**What this task involves**
Convert the section that opens with the line containing "Patent image size: (1020, 710)." and closes with the line containing "The boss support rib 21 is at (155, 406)." into a two-column CSV headed input and output. Give one row for each text and its answer, with each value in a single quoted field and line breaks replaced by spaces.

**Given information**
⁂
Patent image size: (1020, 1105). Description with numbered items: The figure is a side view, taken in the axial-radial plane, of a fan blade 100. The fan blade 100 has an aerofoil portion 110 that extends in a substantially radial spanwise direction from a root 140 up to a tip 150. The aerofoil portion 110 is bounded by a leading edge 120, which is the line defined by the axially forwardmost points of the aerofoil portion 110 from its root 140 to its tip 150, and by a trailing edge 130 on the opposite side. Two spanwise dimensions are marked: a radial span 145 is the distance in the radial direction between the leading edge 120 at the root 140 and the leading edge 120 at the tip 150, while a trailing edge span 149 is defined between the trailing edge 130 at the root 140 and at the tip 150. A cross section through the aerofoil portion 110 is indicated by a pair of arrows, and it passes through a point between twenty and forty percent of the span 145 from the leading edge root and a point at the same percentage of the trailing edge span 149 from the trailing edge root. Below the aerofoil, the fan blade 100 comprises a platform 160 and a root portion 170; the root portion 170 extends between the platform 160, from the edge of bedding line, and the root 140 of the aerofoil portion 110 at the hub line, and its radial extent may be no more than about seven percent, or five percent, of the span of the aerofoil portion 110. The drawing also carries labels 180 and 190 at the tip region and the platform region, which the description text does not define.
⁂
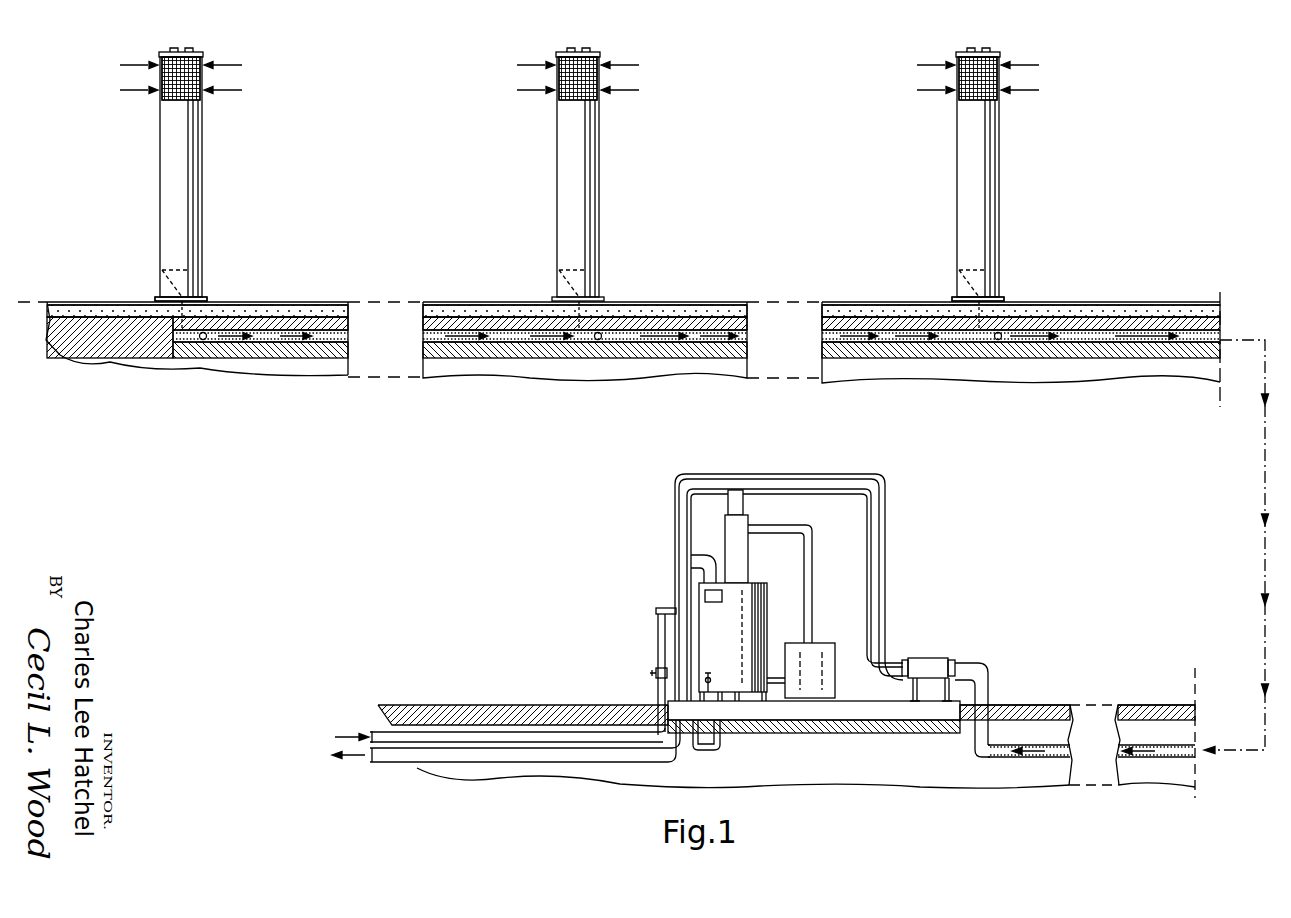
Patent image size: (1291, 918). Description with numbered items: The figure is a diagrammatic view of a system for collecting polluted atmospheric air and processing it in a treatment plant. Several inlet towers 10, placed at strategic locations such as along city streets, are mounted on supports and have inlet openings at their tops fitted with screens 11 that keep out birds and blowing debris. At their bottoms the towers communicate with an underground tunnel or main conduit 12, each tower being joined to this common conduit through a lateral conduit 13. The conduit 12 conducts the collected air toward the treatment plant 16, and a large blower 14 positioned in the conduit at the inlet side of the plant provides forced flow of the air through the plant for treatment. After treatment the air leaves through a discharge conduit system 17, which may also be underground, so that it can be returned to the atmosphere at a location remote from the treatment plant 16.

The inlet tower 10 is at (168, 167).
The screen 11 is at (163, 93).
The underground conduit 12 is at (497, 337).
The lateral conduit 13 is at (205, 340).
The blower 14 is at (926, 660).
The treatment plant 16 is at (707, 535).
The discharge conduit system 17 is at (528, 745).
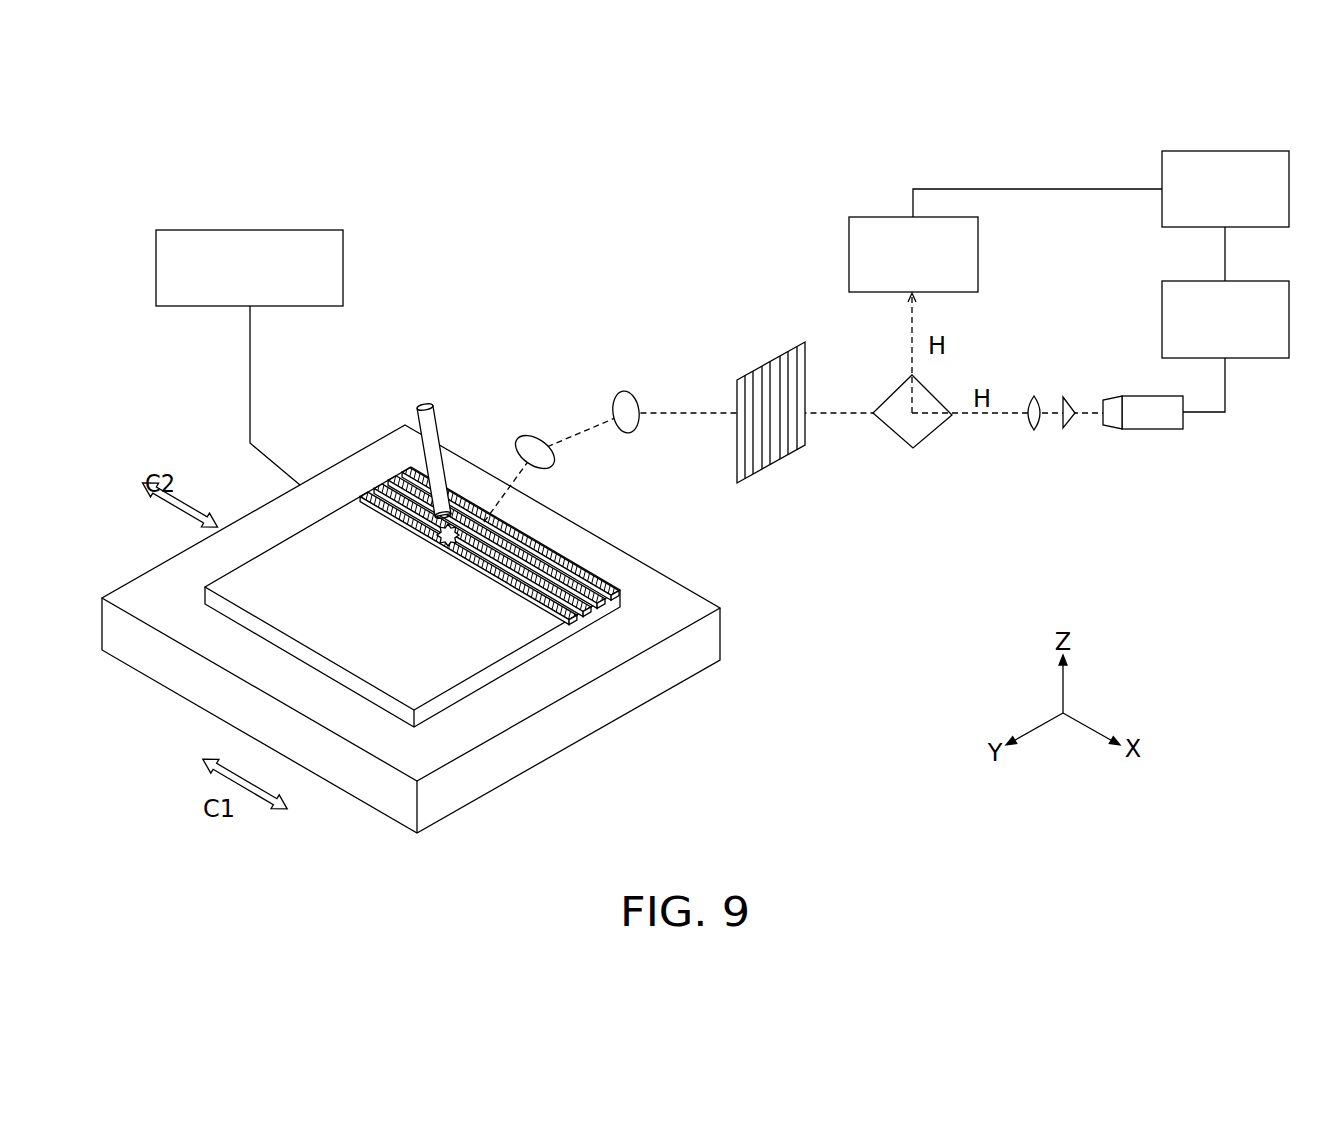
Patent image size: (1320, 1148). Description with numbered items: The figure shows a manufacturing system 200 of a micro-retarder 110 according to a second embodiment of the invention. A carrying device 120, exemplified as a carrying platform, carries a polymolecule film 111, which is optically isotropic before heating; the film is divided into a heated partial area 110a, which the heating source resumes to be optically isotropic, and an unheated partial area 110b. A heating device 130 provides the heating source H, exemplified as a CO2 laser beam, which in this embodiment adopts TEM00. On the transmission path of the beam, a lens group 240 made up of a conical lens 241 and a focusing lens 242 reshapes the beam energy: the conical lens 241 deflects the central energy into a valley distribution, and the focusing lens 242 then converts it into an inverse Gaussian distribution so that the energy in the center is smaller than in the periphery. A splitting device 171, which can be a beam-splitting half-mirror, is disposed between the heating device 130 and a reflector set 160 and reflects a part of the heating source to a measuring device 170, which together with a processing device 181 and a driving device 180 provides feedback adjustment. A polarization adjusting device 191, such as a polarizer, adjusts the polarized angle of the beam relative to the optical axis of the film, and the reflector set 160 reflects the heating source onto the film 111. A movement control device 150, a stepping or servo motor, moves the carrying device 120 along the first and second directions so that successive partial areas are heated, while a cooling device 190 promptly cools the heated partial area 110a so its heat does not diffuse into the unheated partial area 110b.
⁂
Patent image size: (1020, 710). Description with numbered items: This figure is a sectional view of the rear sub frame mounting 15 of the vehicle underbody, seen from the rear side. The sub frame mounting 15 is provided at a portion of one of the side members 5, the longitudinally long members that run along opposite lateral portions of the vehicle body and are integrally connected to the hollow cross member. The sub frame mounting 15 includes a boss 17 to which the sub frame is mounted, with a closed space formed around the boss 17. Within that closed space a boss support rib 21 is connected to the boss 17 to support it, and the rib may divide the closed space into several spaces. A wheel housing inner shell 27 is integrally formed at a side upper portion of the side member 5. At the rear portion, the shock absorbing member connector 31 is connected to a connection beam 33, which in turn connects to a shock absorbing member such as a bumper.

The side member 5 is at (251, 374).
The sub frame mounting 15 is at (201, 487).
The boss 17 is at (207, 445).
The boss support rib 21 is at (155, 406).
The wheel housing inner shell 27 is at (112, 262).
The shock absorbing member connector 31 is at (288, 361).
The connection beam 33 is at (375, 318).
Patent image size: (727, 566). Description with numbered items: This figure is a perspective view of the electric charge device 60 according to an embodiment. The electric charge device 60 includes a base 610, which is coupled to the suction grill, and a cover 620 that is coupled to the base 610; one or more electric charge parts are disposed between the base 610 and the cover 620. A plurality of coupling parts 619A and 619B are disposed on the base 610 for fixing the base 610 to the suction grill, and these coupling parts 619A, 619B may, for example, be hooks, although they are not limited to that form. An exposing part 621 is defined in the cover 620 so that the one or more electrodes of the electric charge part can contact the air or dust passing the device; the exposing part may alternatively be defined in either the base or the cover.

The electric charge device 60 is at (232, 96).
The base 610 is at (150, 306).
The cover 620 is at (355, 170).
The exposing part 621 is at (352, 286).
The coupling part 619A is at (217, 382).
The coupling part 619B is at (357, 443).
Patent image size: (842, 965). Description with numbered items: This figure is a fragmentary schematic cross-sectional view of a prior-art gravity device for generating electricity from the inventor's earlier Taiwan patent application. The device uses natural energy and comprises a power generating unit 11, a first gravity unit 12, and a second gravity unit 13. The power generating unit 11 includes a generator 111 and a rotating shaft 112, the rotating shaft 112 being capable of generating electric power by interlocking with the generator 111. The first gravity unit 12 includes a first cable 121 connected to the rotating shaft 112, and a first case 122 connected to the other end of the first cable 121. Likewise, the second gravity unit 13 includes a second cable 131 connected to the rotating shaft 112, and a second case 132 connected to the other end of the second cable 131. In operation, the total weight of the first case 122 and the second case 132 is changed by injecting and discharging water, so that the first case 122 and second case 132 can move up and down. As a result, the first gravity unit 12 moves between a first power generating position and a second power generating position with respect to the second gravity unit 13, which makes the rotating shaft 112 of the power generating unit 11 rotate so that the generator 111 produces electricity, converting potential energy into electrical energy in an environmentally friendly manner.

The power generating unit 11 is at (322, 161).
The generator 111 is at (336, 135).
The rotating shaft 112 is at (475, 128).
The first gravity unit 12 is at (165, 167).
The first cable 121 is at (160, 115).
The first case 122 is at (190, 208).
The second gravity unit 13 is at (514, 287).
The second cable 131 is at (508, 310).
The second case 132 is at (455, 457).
⁂
**Finished exercise**
input,output
"Patent image size: (1020, 710). Description with numbered items: This figure is a sectional view of the rear sub frame mounting 15 of the vehicle underbody, seen from the rear side. The sub frame mounting 15 is provided at a portion of one of the side members 5, the longitudinally long members that run along opposite lateral portions of the vehicle body and are integrally connected to the hollow cross member. The sub frame mounting 15 includes a boss 17 to which the sub frame is mounted, with a closed space formed around the boss 17. Within that closed space a boss support rib 21 is connected to the boss 17 to support it, and the rib may divide the closed space into several spaces. A wheel housing inner shell 27 is integrally formed at a side upper portion of the side member 5. At the rear portion, the shock absorbing member connector 31 is connected to a connection beam 33, which in turn connects to a shock absorbing member such as a bumper.","The side member 5 is at (251, 374). The sub frame mounting 15 is at (201, 487). The boss 17 is at (207, 445). The boss support rib 21 is at (155, 406)."